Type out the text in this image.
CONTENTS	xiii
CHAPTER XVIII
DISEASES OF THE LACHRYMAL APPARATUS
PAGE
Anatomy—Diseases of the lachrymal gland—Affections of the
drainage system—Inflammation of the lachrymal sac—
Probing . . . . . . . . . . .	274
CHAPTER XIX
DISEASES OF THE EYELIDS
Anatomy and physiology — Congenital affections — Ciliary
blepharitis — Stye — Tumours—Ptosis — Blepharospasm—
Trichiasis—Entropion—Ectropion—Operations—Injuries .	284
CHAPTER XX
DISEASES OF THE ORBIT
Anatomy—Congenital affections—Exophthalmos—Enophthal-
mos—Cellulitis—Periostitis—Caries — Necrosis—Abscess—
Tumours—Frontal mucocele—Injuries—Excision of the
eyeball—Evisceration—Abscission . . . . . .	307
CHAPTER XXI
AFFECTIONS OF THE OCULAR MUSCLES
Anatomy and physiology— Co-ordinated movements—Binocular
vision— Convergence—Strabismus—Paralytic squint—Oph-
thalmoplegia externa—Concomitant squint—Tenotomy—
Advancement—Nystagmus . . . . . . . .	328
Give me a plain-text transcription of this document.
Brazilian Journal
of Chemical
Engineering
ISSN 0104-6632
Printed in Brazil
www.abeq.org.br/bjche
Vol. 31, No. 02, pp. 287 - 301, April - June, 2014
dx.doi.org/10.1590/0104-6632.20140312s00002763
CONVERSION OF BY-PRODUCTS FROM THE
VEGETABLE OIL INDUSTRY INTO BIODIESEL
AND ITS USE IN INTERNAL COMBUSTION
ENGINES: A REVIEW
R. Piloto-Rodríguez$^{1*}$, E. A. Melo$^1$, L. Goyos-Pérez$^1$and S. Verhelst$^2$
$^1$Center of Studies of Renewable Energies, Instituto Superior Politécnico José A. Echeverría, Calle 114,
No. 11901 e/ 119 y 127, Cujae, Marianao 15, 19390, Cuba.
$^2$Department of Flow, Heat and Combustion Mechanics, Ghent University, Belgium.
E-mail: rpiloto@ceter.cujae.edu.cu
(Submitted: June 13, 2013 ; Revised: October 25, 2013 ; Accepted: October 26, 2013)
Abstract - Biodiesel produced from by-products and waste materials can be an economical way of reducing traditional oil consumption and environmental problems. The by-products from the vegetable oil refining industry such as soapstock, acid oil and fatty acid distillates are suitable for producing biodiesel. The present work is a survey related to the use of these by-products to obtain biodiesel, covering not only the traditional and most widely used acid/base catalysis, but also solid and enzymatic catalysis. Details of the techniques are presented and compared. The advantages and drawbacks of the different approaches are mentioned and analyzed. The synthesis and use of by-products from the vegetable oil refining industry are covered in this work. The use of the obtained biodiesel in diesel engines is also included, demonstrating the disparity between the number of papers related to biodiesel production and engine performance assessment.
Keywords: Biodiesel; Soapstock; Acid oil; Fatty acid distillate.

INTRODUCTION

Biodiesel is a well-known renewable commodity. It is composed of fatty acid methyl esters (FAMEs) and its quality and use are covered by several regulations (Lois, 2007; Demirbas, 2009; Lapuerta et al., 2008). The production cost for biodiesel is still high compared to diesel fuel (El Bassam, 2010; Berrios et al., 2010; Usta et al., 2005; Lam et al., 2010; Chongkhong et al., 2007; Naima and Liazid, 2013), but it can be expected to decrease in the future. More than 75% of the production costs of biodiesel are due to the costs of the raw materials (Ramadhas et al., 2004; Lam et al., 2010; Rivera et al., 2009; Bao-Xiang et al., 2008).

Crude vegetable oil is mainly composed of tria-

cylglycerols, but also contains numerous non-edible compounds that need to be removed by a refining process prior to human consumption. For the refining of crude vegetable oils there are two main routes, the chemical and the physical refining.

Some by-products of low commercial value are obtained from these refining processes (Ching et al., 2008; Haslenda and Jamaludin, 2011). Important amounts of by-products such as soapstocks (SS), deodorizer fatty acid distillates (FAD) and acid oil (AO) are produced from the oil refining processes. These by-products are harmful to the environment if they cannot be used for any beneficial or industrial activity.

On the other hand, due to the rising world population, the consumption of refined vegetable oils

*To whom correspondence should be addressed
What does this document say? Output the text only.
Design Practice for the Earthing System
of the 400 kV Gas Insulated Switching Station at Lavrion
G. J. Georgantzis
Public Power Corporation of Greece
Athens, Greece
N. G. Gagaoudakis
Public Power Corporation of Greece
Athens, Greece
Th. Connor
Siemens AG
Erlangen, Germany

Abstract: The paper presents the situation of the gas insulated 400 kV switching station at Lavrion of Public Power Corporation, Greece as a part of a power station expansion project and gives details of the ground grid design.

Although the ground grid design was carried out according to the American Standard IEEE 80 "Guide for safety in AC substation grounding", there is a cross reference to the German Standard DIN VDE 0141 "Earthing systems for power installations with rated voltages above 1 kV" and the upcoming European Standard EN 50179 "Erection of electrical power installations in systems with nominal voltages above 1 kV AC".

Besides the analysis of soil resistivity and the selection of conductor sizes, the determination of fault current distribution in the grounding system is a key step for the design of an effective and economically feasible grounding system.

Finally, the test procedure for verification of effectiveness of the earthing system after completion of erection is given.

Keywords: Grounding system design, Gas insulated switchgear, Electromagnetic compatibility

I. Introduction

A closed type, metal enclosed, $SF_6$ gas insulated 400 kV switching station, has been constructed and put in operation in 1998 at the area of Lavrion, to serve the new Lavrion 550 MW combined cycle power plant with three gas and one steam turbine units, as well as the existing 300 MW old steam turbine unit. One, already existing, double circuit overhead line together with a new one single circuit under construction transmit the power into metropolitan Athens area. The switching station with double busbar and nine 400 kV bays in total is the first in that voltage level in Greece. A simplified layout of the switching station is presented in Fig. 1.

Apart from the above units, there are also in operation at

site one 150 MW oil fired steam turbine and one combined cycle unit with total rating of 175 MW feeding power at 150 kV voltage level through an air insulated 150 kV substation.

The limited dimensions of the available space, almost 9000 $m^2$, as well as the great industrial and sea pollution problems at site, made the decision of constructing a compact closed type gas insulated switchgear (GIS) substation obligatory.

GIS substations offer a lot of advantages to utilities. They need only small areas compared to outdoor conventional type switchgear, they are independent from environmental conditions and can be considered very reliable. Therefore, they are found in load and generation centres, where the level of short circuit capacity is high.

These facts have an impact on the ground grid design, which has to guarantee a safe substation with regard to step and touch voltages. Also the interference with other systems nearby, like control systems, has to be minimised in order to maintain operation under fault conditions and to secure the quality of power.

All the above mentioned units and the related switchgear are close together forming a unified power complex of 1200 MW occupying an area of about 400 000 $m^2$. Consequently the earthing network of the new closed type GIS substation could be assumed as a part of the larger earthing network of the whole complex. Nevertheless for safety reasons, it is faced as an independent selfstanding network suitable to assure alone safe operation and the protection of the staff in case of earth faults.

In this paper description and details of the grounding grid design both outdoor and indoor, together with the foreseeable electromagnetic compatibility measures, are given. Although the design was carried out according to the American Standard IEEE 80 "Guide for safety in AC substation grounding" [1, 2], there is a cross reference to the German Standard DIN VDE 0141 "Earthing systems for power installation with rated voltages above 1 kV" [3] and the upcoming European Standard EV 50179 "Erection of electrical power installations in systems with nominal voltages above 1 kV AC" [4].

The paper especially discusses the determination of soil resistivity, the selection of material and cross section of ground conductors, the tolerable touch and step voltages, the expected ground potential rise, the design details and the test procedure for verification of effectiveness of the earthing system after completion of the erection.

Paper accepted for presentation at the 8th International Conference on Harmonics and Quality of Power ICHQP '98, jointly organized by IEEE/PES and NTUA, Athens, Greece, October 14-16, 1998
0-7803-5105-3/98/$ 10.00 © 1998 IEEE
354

• • • •

Take each line containing the string "produced" and copy it out.

Abstract - Biodiesel produced from by-products and waste materials can be an economical way of reducing traditional oil consumption and environmental problems. The by-products from the vegetable oil refining industry such as soapstock, acid oil and fatty acid distillates are suitable for producing biodiesel. The present work is a survey related to the use of these by-products to obtain biodiesel, covering not only the traditional and most widely used acid/base catalysis, but also solid and enzymatic catalysis. Details of the techniques are presented and compared. The advantages and drawbacks of the different approaches are mentioned and analyzed. The synthesis and use of by-products from the vegetable oil refining industry are covered in this work. The use of the obtained biodiesel in diesel engines is also included, demonstrating the disparity between the number of papers related to biodiesel production and engine performance assessment.
Some by-products of low commercial value are obtained from these refining processes (Ching et al., 2008; Haslenda and Jamaludin, 2011). Important amounts of by-products such as soapstocks (SS), deodorizer fatty acid distillates (FAD) and acid oil (AO) are produced from the oil refining processes. These by-products are harmful to the environment if they cannot be used for any beneficial or industrial activity.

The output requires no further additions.